Problem details:
For the data below, work out how many lines contain the word "Сало" and supply only that number.

## START Exercise data

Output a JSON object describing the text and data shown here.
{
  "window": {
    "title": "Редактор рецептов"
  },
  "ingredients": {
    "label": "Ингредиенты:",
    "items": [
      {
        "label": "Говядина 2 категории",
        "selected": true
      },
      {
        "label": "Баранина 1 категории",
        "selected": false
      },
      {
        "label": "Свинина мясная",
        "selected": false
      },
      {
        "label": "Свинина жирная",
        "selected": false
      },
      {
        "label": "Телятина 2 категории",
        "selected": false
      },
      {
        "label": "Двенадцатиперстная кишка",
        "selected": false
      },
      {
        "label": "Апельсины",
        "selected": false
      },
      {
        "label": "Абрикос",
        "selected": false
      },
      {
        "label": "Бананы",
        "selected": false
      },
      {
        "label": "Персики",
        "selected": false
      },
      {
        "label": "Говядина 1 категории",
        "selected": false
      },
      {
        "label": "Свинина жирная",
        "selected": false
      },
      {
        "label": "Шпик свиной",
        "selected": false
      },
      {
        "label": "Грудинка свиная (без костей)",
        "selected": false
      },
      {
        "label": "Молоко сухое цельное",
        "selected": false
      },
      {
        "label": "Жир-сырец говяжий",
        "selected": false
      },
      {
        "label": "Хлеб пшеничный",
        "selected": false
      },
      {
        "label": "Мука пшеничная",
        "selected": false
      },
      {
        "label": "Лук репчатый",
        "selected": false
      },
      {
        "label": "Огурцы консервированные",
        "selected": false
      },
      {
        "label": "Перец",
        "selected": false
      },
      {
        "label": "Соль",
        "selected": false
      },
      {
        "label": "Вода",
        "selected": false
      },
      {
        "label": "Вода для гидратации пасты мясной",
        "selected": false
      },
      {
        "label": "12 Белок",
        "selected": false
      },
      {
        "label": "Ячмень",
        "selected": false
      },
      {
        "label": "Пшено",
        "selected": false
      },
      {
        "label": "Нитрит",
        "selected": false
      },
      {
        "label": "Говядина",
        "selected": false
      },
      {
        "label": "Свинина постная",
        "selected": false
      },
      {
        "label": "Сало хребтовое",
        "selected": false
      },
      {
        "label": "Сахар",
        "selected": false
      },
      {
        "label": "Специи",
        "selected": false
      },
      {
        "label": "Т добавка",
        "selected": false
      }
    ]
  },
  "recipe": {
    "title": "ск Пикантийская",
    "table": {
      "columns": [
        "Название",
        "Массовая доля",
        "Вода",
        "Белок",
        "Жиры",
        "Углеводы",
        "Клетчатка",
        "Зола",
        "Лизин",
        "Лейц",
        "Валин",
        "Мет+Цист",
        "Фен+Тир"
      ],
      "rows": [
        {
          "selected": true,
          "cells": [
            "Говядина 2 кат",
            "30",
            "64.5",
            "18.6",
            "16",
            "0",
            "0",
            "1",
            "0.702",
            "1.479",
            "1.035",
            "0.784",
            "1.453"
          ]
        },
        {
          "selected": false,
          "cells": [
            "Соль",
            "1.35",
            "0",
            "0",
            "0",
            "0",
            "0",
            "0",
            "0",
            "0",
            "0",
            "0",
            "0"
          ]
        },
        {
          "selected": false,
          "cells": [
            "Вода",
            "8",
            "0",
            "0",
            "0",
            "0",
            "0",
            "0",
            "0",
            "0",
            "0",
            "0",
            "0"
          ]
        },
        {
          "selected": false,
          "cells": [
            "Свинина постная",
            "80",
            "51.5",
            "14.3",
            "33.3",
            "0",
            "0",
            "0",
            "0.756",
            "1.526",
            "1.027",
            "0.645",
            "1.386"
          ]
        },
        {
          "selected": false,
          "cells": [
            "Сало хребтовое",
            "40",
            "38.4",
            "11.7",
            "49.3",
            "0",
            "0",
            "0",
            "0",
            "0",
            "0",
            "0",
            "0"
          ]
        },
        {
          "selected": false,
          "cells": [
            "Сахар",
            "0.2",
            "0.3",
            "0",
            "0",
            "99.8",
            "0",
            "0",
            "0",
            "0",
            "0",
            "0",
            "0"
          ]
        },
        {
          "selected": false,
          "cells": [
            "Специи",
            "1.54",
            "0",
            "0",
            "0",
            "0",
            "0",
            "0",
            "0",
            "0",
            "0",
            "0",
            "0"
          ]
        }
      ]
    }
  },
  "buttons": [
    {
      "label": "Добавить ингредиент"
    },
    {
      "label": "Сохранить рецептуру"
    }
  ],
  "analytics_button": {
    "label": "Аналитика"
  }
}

## END Exercise data
## START Exercise data

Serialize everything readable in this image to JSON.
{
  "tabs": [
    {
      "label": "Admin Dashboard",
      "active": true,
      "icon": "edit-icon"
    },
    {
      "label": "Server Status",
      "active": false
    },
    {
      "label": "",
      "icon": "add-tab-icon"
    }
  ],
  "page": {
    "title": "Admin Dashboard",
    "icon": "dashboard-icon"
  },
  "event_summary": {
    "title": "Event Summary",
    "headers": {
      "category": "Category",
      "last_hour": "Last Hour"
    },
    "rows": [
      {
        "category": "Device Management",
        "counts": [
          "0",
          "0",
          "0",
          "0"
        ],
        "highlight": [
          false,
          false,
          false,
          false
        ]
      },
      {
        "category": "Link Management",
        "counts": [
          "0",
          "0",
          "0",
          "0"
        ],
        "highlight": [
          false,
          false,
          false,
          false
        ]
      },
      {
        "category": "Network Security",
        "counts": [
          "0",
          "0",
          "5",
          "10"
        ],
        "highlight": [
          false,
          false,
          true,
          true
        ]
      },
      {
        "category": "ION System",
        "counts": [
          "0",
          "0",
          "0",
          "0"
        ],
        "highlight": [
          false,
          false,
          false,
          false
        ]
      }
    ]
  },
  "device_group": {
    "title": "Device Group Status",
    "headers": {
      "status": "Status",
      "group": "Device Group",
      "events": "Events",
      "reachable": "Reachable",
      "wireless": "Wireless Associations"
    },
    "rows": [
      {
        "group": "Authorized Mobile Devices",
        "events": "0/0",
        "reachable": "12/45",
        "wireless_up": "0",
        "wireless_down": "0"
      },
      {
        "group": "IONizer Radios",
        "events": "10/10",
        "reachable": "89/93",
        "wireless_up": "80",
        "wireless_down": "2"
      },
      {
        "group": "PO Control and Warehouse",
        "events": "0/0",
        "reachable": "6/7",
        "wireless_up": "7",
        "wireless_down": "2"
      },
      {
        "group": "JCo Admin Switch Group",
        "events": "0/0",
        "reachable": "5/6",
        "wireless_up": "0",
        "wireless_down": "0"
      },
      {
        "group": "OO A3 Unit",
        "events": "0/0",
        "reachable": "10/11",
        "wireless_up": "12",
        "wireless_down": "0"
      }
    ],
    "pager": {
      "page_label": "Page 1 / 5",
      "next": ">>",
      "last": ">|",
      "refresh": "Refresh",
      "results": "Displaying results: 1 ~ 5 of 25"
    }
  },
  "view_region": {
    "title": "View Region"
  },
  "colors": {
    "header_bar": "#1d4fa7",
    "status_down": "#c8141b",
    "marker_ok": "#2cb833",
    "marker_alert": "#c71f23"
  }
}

## END Exercise data

Reply to the exercise:
2